── ENTRIES

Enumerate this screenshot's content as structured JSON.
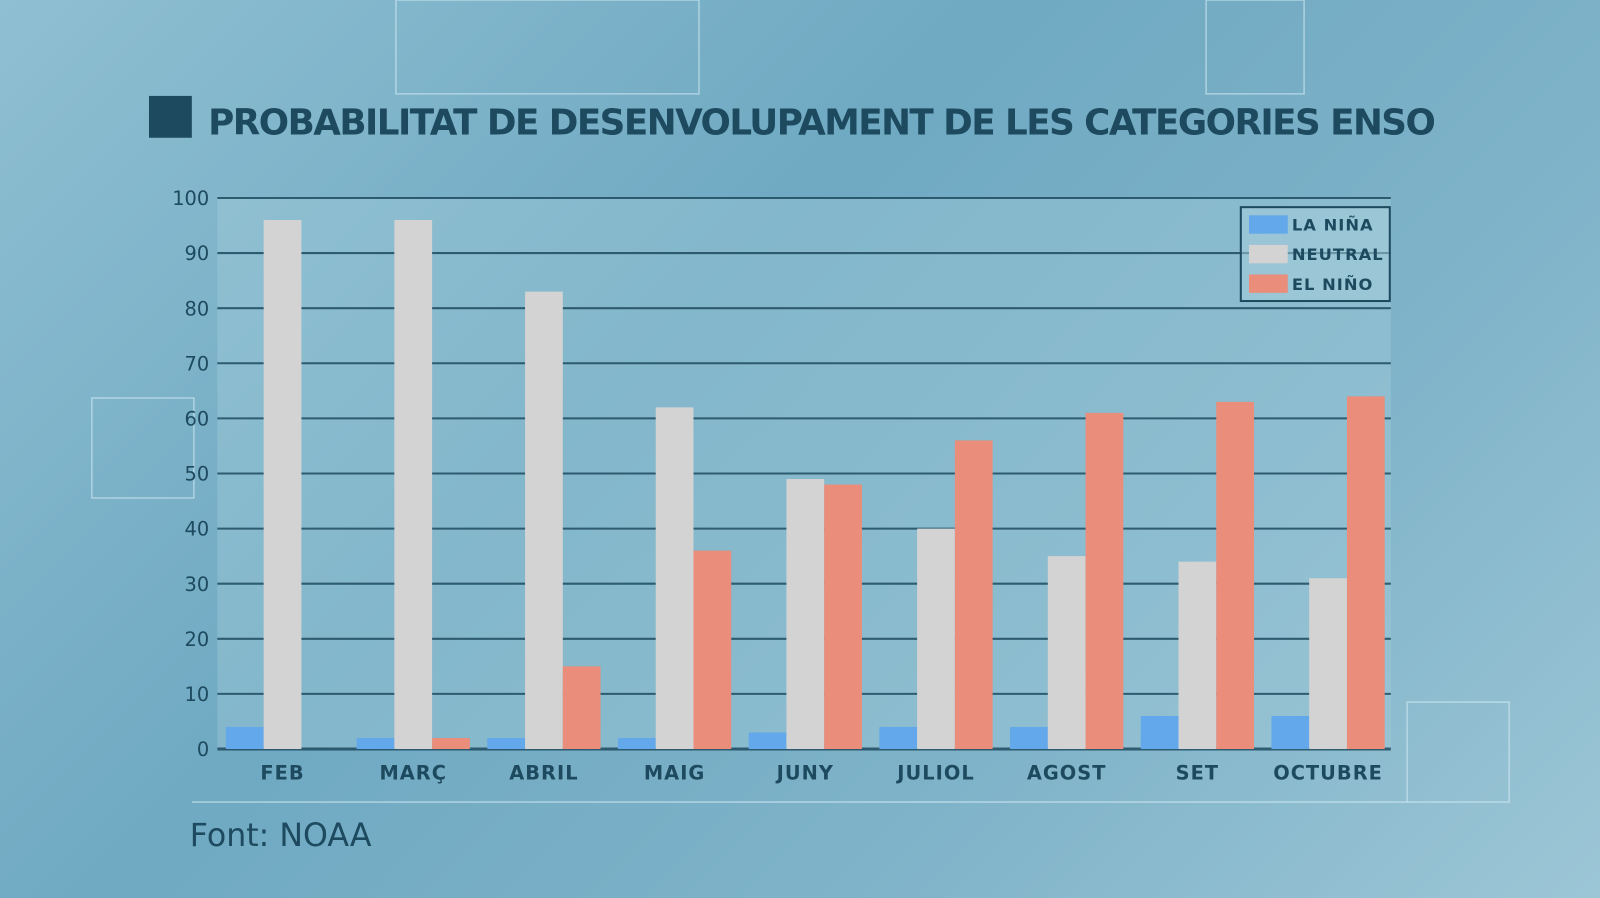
{
  "chart_data": {
    "type": "bar",
    "title": "PROBABILITAT DE DESENVOLUPAMENT DE LES CATEGORIES ENSO",
    "categories": [
      "FEB",
      "MARÇ",
      "ABRIL",
      "MAIG",
      "JUNY",
      "JULIOL",
      "AGOST",
      "SET",
      "OCTUBRE"
    ],
    "series": [
      {
        "name": "LA NIÑA",
        "color": "#62a8ea",
        "values": [
          4,
          2,
          2,
          2,
          3,
          4,
          4,
          6,
          6
        ]
      },
      {
        "name": "NEUTRAL",
        "color": "#d3d3d3",
        "values": [
          96,
          96,
          83,
          62,
          49,
          40,
          35,
          34,
          31
        ]
      },
      {
        "name": "EL NIÑO",
        "color": "#ea8d7b",
        "values": [
          0,
          2,
          15,
          36,
          48,
          56,
          61,
          63,
          64
        ]
      }
    ],
    "yticks": [
      "0",
      "10",
      "20",
      "30",
      "40",
      "50",
      "60",
      "70",
      "80",
      "90",
      "100"
    ],
    "ylim": [
      0,
      100
    ],
    "grid": true,
    "legend": "top-right",
    "source": "Font: NOAA"
  }
}
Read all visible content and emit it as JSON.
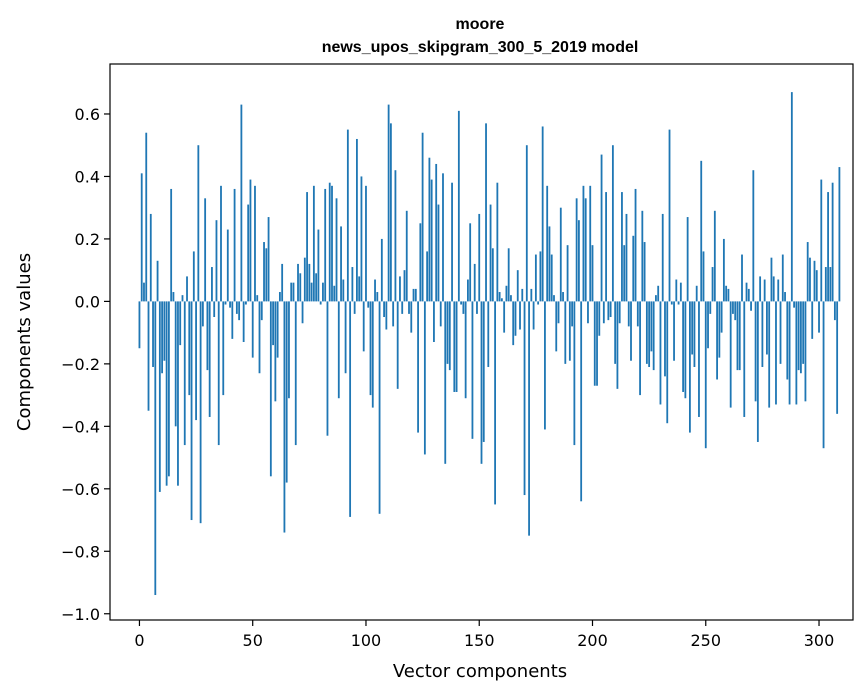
{
  "chart_data": {
    "type": "bar",
    "title": "moore",
    "subtitle": "news_upos_skipgram_300_5_2019 model",
    "xlabel": "Vector components",
    "ylabel": "Components values",
    "xlim": [
      -13,
      315
    ],
    "ylim": [
      -1.02,
      0.76
    ],
    "xticks": [
      0,
      50,
      100,
      150,
      200,
      250,
      300
    ],
    "xtick_labels": [
      "0",
      "50",
      "100",
      "150",
      "200",
      "250",
      "300"
    ],
    "yticks": [
      -1.0,
      -0.8,
      -0.6,
      -0.4,
      -0.2,
      0.0,
      0.2,
      0.4,
      0.6
    ],
    "ytick_labels": [
      "−1.0",
      "−0.8",
      "−0.6",
      "−0.4",
      "−0.2",
      "0.0",
      "0.2",
      "0.4",
      "0.6"
    ],
    "bar_color": "#1f77b4",
    "grid": false,
    "values": [
      -0.15,
      0.41,
      0.06,
      0.54,
      -0.35,
      0.28,
      -0.21,
      -0.94,
      0.13,
      -0.61,
      -0.23,
      -0.19,
      -0.59,
      -0.56,
      0.36,
      0.03,
      -0.4,
      -0.59,
      -0.14,
      0.02,
      -0.46,
      0.08,
      -0.3,
      -0.7,
      0.16,
      -0.38,
      0.5,
      -0.71,
      -0.08,
      0.33,
      -0.22,
      -0.37,
      0.11,
      -0.05,
      0.26,
      -0.46,
      0.37,
      -0.3,
      -0.01,
      0.23,
      -0.02,
      -0.12,
      0.36,
      -0.04,
      -0.06,
      0.63,
      -0.13,
      -0.01,
      0.31,
      0.39,
      -0.18,
      0.37,
      0.02,
      -0.23,
      -0.06,
      0.19,
      0.17,
      0.27,
      -0.56,
      -0.14,
      -0.32,
      -0.18,
      0.03,
      0.12,
      -0.74,
      -0.58,
      -0.31,
      0.06,
      0.06,
      -0.46,
      0.12,
      0.09,
      -0.07,
      0.14,
      0.35,
      0.12,
      0.06,
      0.37,
      0.09,
      0.23,
      -0.01,
      0.06,
      0.36,
      -0.43,
      0.38,
      0.37,
      0.05,
      0.33,
      -0.31,
      0.24,
      0.07,
      -0.23,
      0.55,
      -0.69,
      0.11,
      -0.04,
      0.52,
      0.08,
      0.4,
      -0.16,
      0.37,
      -0.02,
      -0.3,
      -0.34,
      0.07,
      0.03,
      -0.68,
      0.2,
      -0.05,
      -0.09,
      0.63,
      0.57,
      -0.08,
      0.42,
      -0.28,
      0.08,
      -0.04,
      0.1,
      0.29,
      -0.04,
      -0.1,
      0.04,
      0.04,
      -0.42,
      0.25,
      0.54,
      -0.49,
      0.16,
      0.46,
      0.39,
      -0.13,
      0.44,
      0.31,
      -0.08,
      0.41,
      -0.52,
      -0.2,
      -0.22,
      0.38,
      -0.29,
      -0.29,
      0.61,
      -0.01,
      -0.04,
      -0.31,
      0.07,
      0.25,
      -0.44,
      0.12,
      -0.04,
      0.28,
      -0.52,
      -0.45,
      0.57,
      -0.21,
      0.31,
      0.17,
      -0.65,
      0.38,
      0.03,
      0.01,
      -0.1,
      0.05,
      0.17,
      0.02,
      -0.14,
      -0.11,
      0.1,
      -0.09,
      0.04,
      -0.62,
      0.5,
      -0.75,
      0.04,
      -0.09,
      0.15,
      -0.01,
      0.16,
      0.56,
      -0.41,
      0.37,
      0.24,
      0.15,
      0.02,
      -0.16,
      -0.07,
      0.3,
      0.03,
      -0.2,
      0.18,
      -0.19,
      -0.08,
      -0.46,
      0.33,
      0.26,
      -0.64,
      0.37,
      0.33,
      -0.07,
      0.37,
      0.18,
      -0.27,
      -0.27,
      -0.11,
      0.47,
      -0.07,
      0.35,
      -0.06,
      -0.05,
      0.5,
      -0.2,
      -0.28,
      -0.07,
      0.35,
      0.18,
      0.28,
      -0.08,
      -0.19,
      0.21,
      0.36,
      -0.08,
      -0.3,
      0.29,
      0.19,
      -0.2,
      -0.21,
      -0.16,
      -0.22,
      0.02,
      0.05,
      -0.33,
      0.28,
      -0.24,
      -0.39,
      0.55,
      -0.01,
      -0.19,
      0.07,
      -0.01,
      0.06,
      -0.29,
      -0.31,
      0.27,
      -0.42,
      -0.17,
      -0.21,
      0.05,
      -0.37,
      0.45,
      0.16,
      -0.47,
      -0.15,
      -0.04,
      0.11,
      0.29,
      -0.25,
      -0.18,
      -0.1,
      0.2,
      0.05,
      0.04,
      -0.34,
      -0.04,
      -0.06,
      -0.22,
      -0.22,
      0.15,
      -0.37,
      0.06,
      0.04,
      -0.03,
      0.42,
      -0.32,
      -0.45,
      0.08,
      -0.21,
      0.07,
      -0.17,
      -0.34,
      0.14,
      0.08,
      -0.33,
      0.07,
      -0.2,
      0.15,
      0.03,
      -0.25,
      -0.33,
      0.67,
      -0.02,
      -0.33,
      -0.22,
      -0.23,
      -0.2,
      -0.32,
      0.19,
      0.14,
      -0.12,
      0.13,
      0.1,
      -0.1,
      0.39,
      -0.47,
      0.11,
      0.35,
      0.11,
      0.38,
      -0.06,
      -0.36,
      0.43
    ]
  }
}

────

# TASK STATEMENT
Using the records above, retype everything exactly except the pictures.

# EXERCISE RESULT
Enumerate this screenshot's content as structured JSON.
{
  "chart_data": {
    "type": "bar",
    "title": "PROBABILITAT DE DESENVOLUPAMENT DE LES CATEGORIES ENSO",
    "categories": [
      "FEB",
      "MARÇ",
      "ABRIL",
      "MAIG",
      "JUNY",
      "JULIOL",
      "AGOST",
      "SET",
      "OCTUBRE"
    ],
    "series": [
      {
        "name": "LA NIÑA",
        "color": "#62a8ea",
        "values": [
          4,
          2,
          2,
          2,
          3,
          4,
          4,
          6,
          6
        ]
      },
      {
        "name": "NEUTRAL",
        "color": "#d3d3d3",
        "values": [
          96,
          96,
          83,
          62,
          49,
          40,
          35,
          34,
          31
        ]
      },
      {
        "name": "EL NIÑO",
        "color": "#ea8d7b",
        "values": [
          0,
          2,
          15,
          36,
          48,
          56,
          61,
          63,
          64
        ]
      }
    ],
    "yticks": [
      "0",
      "10",
      "20",
      "30",
      "40",
      "50",
      "60",
      "70",
      "80",
      "90",
      "100"
    ],
    "ylim": [
      0,
      100
    ],
    "grid": true,
    "legend": "top-right",
    "source": "Font: NOAA"
  }
}
Read all visible content and emit it as JSON.
{
  "chart_data": {
    "type": "bar",
    "title": "moore",
    "subtitle": "news_upos_skipgram_300_5_2019 model",
    "xlabel": "Vector components",
    "ylabel": "Components values",
    "xlim": [
      -13,
      315
    ],
    "ylim": [
      -1.02,
      0.76
    ],
    "xticks": [
      0,
      50,
      100,
      150,
      200,
      250,
      300
    ],
    "xtick_labels": [
      "0",
      "50",
      "100",
      "150",
      "200",
      "250",
      "300"
    ],
    "yticks": [
      -1.0,
      -0.8,
      -0.6,
      -0.4,
      -0.2,
      0.0,
      0.2,
      0.4,
      0.6
    ],
    "ytick_labels": [
      "−1.0",
      "−0.8",
      "−0.6",
      "−0.4",
      "−0.2",
      "0.0",
      "0.2",
      "0.4",
      "0.6"
    ],
    "bar_color": "#1f77b4",
    "grid": false,
    "values": [
      -0.15,
      0.41,
      0.06,
      0.54,
      -0.35,
      0.28,
      -0.21,
      -0.94,
      0.13,
      -0.61,
      -0.23,
      -0.19,
      -0.59,
      -0.56,
      0.36,
      0.03,
      -0.4,
      -0.59,
      -0.14,
      0.02,
      -0.46,
      0.08,
      -0.3,
      -0.7,
      0.16,
      -0.38,
      0.5,
      -0.71,
      -0.08,
      0.33,
      -0.22,
      -0.37,
      0.11,
      -0.05,
      0.26,
      -0.46,
      0.37,
      -0.3,
      -0.01,
      0.23,
      -0.02,
      -0.12,
      0.36,
      -0.04,
      -0.06,
      0.63,
      -0.13,
      -0.01,
      0.31,
      0.39,
      -0.18,
      0.37,
      0.02,
      -0.23,
      -0.06,
      0.19,
      0.17,
      0.27,
      -0.56,
      -0.14,
      -0.32,
      -0.18,
      0.03,
      0.12,
      -0.74,
      -0.58,
      -0.31,
      0.06,
      0.06,
      -0.46,
      0.12,
      0.09,
      -0.07,
      0.14,
      0.35,
      0.12,
      0.06,
      0.37,
      0.09,
      0.23,
      -0.01,
      0.06,
      0.36,
      -0.43,
      0.38,
      0.37,
      0.05,
      0.33,
      -0.31,
      0.24,
      0.07,
      -0.23,
      0.55,
      -0.69,
      0.11,
      -0.04,
      0.52,
      0.08,
      0.4,
      -0.16,
      0.37,
      -0.02,
      -0.3,
      -0.34,
      0.07,
      0.03,
      -0.68,
      0.2,
      -0.05,
      -0.09,
      0.63,
      0.57,
      -0.08,
      0.42,
      -0.28,
      0.08,
      -0.04,
      0.1,
      0.29,
      -0.04,
      -0.1,
      0.04,
      0.04,
      -0.42,
      0.25,
      0.54,
      -0.49,
      0.16,
      0.46,
      0.39,
      -0.13,
      0.44,
      0.31,
      -0.08,
      0.41,
      -0.52,
      -0.2,
      -0.22,
      0.38,
      -0.29,
      -0.29,
      0.61,
      -0.01,
      -0.04,
      -0.31,
      0.07,
      0.25,
      -0.44,
      0.12,
      -0.04,
      0.28,
      -0.52,
      -0.45,
      0.57,
      -0.21,
      0.31,
      0.17,
      -0.65,
      0.38,
      0.03,
      0.01,
      -0.1,
      0.05,
      0.17,
      0.02,
      -0.14,
      -0.11,
      0.1,
      -0.09,
      0.04,
      -0.62,
      0.5,
      -0.75,
      0.04,
      -0.09,
      0.15,
      -0.01,
      0.16,
      0.56,
      -0.41,
      0.37,
      0.24,
      0.15,
      0.02,
      -0.16,
      -0.07,
      0.3,
      0.03,
      -0.2,
      0.18,
      -0.19,
      -0.08,
      -0.46,
      0.33,
      0.26,
      -0.64,
      0.37,
      0.33,
      -0.07,
      0.37,
      0.18,
      -0.27,
      -0.27,
      -0.11,
      0.47,
      -0.07,
      0.35,
      -0.06,
      -0.05,
      0.5,
      -0.2,
      -0.28,
      -0.07,
      0.35,
      0.18,
      0.28,
      -0.08,
      -0.19,
      0.21,
      0.36,
      -0.08,
      -0.3,
      0.29,
      0.19,
      -0.2,
      -0.21,
      -0.16,
      -0.22,
      0.02,
      0.05,
      -0.33,
      0.28,
      -0.24,
      -0.39,
      0.55,
      -0.01,
      -0.19,
      0.07,
      -0.01,
      0.06,
      -0.29,
      -0.31,
      0.27,
      -0.42,
      -0.17,
      -0.21,
      0.05,
      -0.37,
      0.45,
      0.16,
      -0.47,
      -0.15,
      -0.04,
      0.11,
      0.29,
      -0.25,
      -0.18,
      -0.1,
      0.2,
      0.05,
      0.04,
      -0.34,
      -0.04,
      -0.06,
      -0.22,
      -0.22,
      0.15,
      -0.37,
      0.06,
      0.04,
      -0.03,
      0.42,
      -0.32,
      -0.45,
      0.08,
      -0.21,
      0.07,
      -0.17,
      -0.34,
      0.14,
      0.08,
      -0.33,
      0.07,
      -0.2,
      0.15,
      0.03,
      -0.25,
      -0.33,
      0.67,
      -0.02,
      -0.33,
      -0.22,
      -0.23,
      -0.2,
      -0.32,
      0.19,
      0.14,
      -0.12,
      0.13,
      0.1,
      -0.1,
      0.39,
      -0.47,
      0.11,
      0.35,
      0.11,
      0.38,
      -0.06,
      -0.36,
      0.43
    ]
  }
}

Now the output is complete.